Exercise material -
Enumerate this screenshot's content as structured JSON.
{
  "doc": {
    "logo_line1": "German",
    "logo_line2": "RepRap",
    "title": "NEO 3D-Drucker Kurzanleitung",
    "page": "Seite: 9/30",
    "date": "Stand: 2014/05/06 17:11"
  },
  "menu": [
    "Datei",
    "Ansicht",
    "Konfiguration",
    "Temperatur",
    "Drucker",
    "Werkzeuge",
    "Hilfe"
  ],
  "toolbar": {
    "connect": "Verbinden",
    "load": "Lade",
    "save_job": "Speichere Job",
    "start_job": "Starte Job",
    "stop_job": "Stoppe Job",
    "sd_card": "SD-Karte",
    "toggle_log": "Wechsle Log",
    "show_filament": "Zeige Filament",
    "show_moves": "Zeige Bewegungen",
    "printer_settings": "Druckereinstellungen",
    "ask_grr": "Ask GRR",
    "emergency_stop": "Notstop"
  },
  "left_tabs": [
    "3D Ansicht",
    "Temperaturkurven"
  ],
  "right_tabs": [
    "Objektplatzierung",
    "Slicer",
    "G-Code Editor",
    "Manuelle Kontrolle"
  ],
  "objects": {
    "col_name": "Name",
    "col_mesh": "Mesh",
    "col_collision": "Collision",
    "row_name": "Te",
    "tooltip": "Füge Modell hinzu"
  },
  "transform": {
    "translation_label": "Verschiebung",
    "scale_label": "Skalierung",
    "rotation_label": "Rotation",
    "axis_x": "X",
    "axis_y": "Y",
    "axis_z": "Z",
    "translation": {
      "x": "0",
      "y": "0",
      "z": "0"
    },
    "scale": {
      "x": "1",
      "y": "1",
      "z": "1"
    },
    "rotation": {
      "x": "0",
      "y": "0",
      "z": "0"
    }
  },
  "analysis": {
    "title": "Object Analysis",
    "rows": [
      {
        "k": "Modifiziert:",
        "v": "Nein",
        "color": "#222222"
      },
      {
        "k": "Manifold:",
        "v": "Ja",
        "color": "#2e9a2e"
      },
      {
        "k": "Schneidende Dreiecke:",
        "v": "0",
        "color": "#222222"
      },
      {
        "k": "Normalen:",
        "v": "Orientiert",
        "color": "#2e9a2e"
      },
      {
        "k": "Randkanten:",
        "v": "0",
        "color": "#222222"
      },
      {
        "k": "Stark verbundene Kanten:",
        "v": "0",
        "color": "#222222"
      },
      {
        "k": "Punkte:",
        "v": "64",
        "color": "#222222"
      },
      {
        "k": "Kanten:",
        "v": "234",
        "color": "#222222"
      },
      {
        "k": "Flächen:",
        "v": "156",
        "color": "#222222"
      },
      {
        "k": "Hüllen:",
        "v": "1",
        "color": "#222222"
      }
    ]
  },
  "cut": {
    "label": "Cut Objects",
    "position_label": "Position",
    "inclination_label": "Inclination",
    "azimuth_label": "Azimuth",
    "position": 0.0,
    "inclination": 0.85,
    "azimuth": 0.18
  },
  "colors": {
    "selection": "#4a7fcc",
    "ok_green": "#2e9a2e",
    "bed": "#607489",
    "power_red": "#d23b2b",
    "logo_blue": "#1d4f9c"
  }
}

Work required - List each line of the records that holds the string "title".

Solved problem -
    "title": "NEO 3D-Drucker Kurzanleitung",
    "title": "Object Analysis",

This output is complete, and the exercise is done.